§ EXERCISE DIRECTIONS
Transcribe the listing verbatim. Do not carry over any pictures.

Figure contents as structured data
______________________________
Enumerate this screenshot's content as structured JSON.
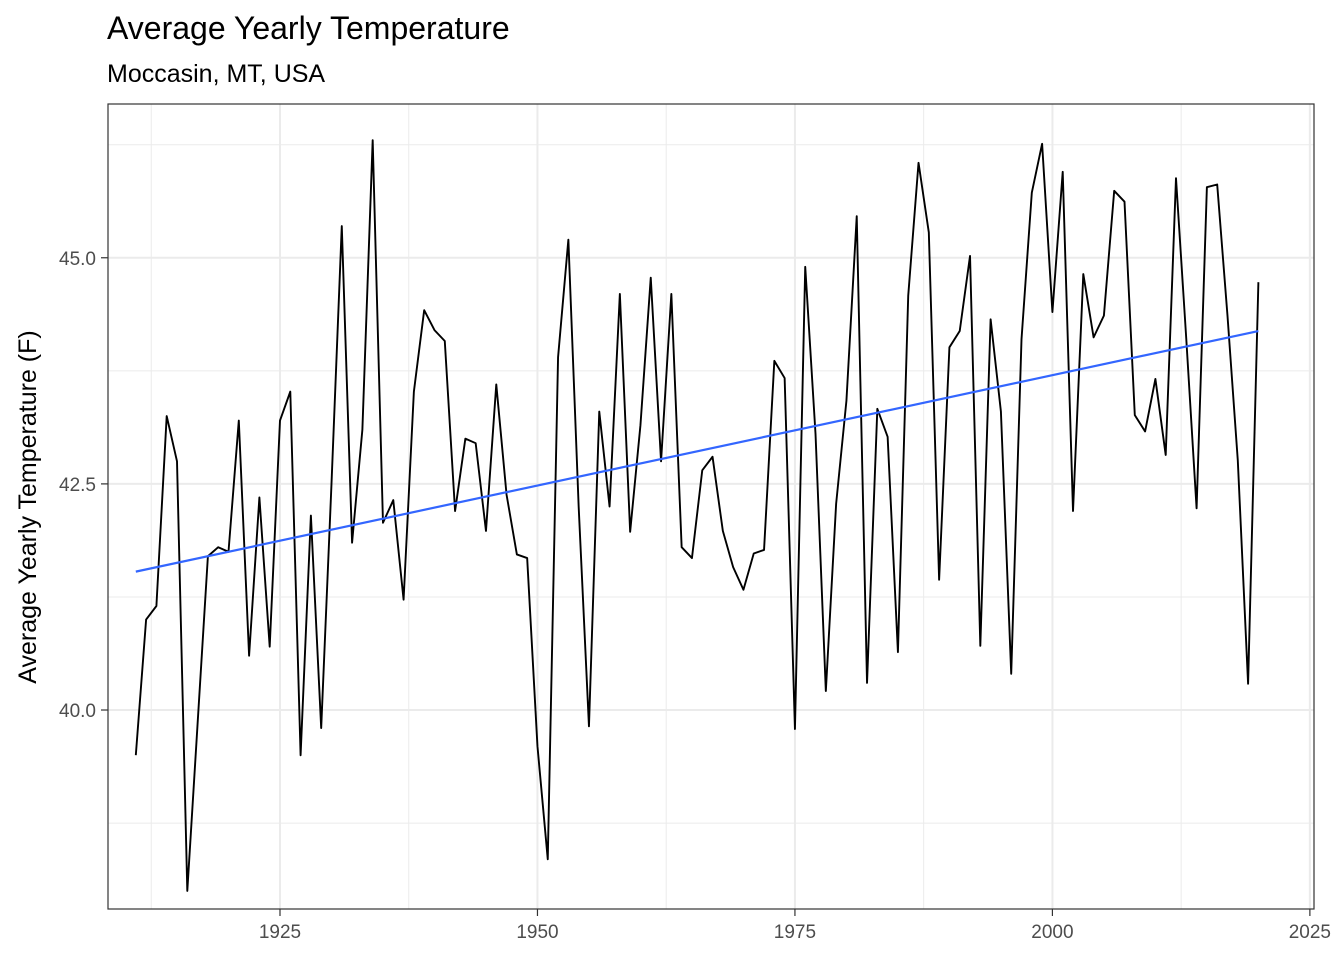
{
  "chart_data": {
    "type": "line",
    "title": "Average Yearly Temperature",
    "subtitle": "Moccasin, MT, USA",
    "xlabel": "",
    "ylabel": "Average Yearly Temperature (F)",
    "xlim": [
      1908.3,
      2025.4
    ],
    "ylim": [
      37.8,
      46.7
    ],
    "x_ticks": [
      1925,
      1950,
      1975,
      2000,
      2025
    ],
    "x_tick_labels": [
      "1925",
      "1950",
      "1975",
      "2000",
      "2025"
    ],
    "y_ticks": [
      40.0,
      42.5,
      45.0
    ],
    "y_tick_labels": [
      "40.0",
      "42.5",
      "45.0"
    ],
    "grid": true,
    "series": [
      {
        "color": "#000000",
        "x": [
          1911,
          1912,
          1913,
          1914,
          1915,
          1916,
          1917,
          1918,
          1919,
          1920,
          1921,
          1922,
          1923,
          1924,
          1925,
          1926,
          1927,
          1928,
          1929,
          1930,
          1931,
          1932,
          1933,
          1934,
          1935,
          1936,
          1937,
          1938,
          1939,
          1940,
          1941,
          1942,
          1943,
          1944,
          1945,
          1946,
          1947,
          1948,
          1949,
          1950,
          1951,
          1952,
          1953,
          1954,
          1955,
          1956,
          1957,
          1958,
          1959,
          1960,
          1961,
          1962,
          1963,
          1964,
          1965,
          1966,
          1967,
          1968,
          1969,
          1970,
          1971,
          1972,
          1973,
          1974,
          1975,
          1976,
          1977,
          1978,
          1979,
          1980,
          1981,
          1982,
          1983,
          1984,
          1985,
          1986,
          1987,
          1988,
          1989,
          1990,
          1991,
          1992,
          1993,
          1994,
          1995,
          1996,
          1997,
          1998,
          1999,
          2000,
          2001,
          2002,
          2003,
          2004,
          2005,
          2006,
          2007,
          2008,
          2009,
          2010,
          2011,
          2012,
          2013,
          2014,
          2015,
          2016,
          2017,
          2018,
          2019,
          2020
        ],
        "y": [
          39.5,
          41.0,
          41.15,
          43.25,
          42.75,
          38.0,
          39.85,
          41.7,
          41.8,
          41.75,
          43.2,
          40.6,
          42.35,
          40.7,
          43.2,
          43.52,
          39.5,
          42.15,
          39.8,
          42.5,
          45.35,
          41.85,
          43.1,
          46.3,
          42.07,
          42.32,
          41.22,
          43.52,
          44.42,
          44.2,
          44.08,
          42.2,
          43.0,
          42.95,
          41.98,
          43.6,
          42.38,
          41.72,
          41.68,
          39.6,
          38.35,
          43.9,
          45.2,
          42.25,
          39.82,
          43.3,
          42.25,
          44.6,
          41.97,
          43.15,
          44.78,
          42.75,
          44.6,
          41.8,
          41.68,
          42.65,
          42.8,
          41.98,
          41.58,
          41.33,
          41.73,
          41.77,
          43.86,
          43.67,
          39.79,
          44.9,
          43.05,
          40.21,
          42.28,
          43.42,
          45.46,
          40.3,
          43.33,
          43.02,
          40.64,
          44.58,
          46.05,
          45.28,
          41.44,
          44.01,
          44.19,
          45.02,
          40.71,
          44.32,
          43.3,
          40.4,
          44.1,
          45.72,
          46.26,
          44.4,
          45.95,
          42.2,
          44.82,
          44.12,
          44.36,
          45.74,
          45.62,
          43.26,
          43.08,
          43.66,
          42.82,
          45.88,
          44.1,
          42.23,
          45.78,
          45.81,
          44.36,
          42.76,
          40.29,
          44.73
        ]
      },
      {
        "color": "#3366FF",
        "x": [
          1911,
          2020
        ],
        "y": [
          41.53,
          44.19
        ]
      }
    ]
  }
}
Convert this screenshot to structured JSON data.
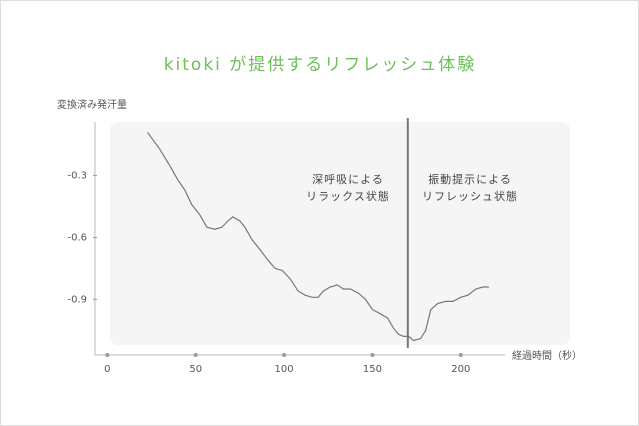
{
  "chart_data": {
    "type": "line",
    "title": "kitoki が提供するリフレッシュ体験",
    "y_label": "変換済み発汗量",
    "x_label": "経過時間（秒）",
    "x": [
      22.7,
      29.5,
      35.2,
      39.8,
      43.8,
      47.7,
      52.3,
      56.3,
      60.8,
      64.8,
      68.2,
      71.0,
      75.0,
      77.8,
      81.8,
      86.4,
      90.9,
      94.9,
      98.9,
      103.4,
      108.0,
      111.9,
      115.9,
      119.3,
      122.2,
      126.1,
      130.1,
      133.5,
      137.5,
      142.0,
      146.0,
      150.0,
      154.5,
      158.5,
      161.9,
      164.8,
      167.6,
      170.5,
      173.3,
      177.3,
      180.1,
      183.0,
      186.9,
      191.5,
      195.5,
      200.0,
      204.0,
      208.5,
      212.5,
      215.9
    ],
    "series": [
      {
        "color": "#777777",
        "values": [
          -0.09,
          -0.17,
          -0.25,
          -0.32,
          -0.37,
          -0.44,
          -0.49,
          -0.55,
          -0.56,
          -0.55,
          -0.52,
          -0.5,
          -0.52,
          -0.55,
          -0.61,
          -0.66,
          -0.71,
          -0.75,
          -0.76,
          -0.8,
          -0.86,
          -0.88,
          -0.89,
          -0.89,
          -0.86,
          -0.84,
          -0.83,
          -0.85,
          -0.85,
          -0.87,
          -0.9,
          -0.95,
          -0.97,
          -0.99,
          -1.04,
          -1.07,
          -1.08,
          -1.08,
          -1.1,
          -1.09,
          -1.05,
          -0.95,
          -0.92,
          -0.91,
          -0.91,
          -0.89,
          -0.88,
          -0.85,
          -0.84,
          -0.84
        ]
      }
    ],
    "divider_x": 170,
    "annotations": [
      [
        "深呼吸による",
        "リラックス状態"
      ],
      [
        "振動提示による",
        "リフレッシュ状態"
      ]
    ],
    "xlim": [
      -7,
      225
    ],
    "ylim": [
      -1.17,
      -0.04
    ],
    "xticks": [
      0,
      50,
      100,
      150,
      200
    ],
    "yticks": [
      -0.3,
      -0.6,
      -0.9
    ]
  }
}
______________________________
§ WRITTEN SOLUTION
Enumerate this screenshot's content as structured JSON.
{
  "chart_data": {
    "type": "line",
    "title": "Average Yearly Temperature",
    "subtitle": "Moccasin, MT, USA",
    "xlabel": "",
    "ylabel": "Average Yearly Temperature (F)",
    "xlim": [
      1908.3,
      2025.4
    ],
    "ylim": [
      37.8,
      46.7
    ],
    "x_ticks": [
      1925,
      1950,
      1975,
      2000,
      2025
    ],
    "x_tick_labels": [
      "1925",
      "1950",
      "1975",
      "2000",
      "2025"
    ],
    "y_ticks": [
      40.0,
      42.5,
      45.0
    ],
    "y_tick_labels": [
      "40.0",
      "42.5",
      "45.0"
    ],
    "grid": true,
    "series": [
      {
        "color": "#000000",
        "x": [
          1911,
          1912,
          1913,
          1914,
          1915,
          1916,
          1917,
          1918,
          1919,
          1920,
          1921,
          1922,
          1923,
          1924,
          1925,
          1926,
          1927,
          1928,
          1929,
          1930,
          1931,
          1932,
          1933,
          1934,
          1935,
          1936,
          1937,
          1938,
          1939,
          1940,
          1941,
          1942,
          1943,
          1944,
          1945,
          1946,
          1947,
          1948,
          1949,
          1950,
          1951,
          1952,
          1953,
          1954,
          1955,
          1956,
          1957,
          1958,
          1959,
          1960,
          1961,
          1962,
          1963,
          1964,
          1965,
          1966,
          1967,
          1968,
          1969,
          1970,
          1971,
          1972,
          1973,
          1974,
          1975,
          1976,
          1977,
          1978,
          1979,
          1980,
          1981,
          1982,
          1983,
          1984,
          1985,
          1986,
          1987,
          1988,
          1989,
          1990,
          1991,
          1992,
          1993,
          1994,
          1995,
          1996,
          1997,
          1998,
          1999,
          2000,
          2001,
          2002,
          2003,
          2004,
          2005,
          2006,
          2007,
          2008,
          2009,
          2010,
          2011,
          2012,
          2013,
          2014,
          2015,
          2016,
          2017,
          2018,
          2019,
          2020
        ],
        "y": [
          39.5,
          41.0,
          41.15,
          43.25,
          42.75,
          38.0,
          39.85,
          41.7,
          41.8,
          41.75,
          43.2,
          40.6,
          42.35,
          40.7,
          43.2,
          43.52,
          39.5,
          42.15,
          39.8,
          42.5,
          45.35,
          41.85,
          43.1,
          46.3,
          42.07,
          42.32,
          41.22,
          43.52,
          44.42,
          44.2,
          44.08,
          42.2,
          43.0,
          42.95,
          41.98,
          43.6,
          42.38,
          41.72,
          41.68,
          39.6,
          38.35,
          43.9,
          45.2,
          42.25,
          39.82,
          43.3,
          42.25,
          44.6,
          41.97,
          43.15,
          44.78,
          42.75,
          44.6,
          41.8,
          41.68,
          42.65,
          42.8,
          41.98,
          41.58,
          41.33,
          41.73,
          41.77,
          43.86,
          43.67,
          39.79,
          44.9,
          43.05,
          40.21,
          42.28,
          43.42,
          45.46,
          40.3,
          43.33,
          43.02,
          40.64,
          44.58,
          46.05,
          45.28,
          41.44,
          44.01,
          44.19,
          45.02,
          40.71,
          44.32,
          43.3,
          40.4,
          44.1,
          45.72,
          46.26,
          44.4,
          45.95,
          42.2,
          44.82,
          44.12,
          44.36,
          45.74,
          45.62,
          43.26,
          43.08,
          43.66,
          42.82,
          45.88,
          44.1,
          42.23,
          45.78,
          45.81,
          44.36,
          42.76,
          40.29,
          44.73
        ]
      },
      {
        "color": "#3366FF",
        "x": [
          1911,
          2020
        ],
        "y": [
          41.53,
          44.19
        ]
      }
    ]
  }
}
Convert this screenshot to structured JSON data.
{
  "chart_data": {
    "type": "line",
    "title": "kitoki が提供するリフレッシュ体験",
    "y_label": "変換済み発汗量",
    "x_label": "経過時間（秒）",
    "x": [
      22.7,
      29.5,
      35.2,
      39.8,
      43.8,
      47.7,
      52.3,
      56.3,
      60.8,
      64.8,
      68.2,
      71.0,
      75.0,
      77.8,
      81.8,
      86.4,
      90.9,
      94.9,
      98.9,
      103.4,
      108.0,
      111.9,
      115.9,
      119.3,
      122.2,
      126.1,
      130.1,
      133.5,
      137.5,
      142.0,
      146.0,
      150.0,
      154.5,
      158.5,
      161.9,
      164.8,
      167.6,
      170.5,
      173.3,
      177.3,
      180.1,
      183.0,
      186.9,
      191.5,
      195.5,
      200.0,
      204.0,
      208.5,
      212.5,
      215.9
    ],
    "series": [
      {
        "color": "#777777",
        "values": [
          -0.09,
          -0.17,
          -0.25,
          -0.32,
          -0.37,
          -0.44,
          -0.49,
          -0.55,
          -0.56,
          -0.55,
          -0.52,
          -0.5,
          -0.52,
          -0.55,
          -0.61,
          -0.66,
          -0.71,
          -0.75,
          -0.76,
          -0.8,
          -0.86,
          -0.88,
          -0.89,
          -0.89,
          -0.86,
          -0.84,
          -0.83,
          -0.85,
          -0.85,
          -0.87,
          -0.9,
          -0.95,
          -0.97,
          -0.99,
          -1.04,
          -1.07,
          -1.08,
          -1.08,
          -1.1,
          -1.09,
          -1.05,
          -0.95,
          -0.92,
          -0.91,
          -0.91,
          -0.89,
          -0.88,
          -0.85,
          -0.84,
          -0.84
        ]
      }
    ],
    "divider_x": 170,
    "annotations": [
      [
        "深呼吸による",
        "リラックス状態"
      ],
      [
        "振動提示による",
        "リフレッシュ状態"
      ]
    ],
    "xlim": [
      -7,
      225
    ],
    "ylim": [
      -1.17,
      -0.04
    ],
    "xticks": [
      0,
      50,
      100,
      150,
      200
    ],
    "yticks": [
      -0.3,
      -0.6,
      -0.9
    ]
  }
}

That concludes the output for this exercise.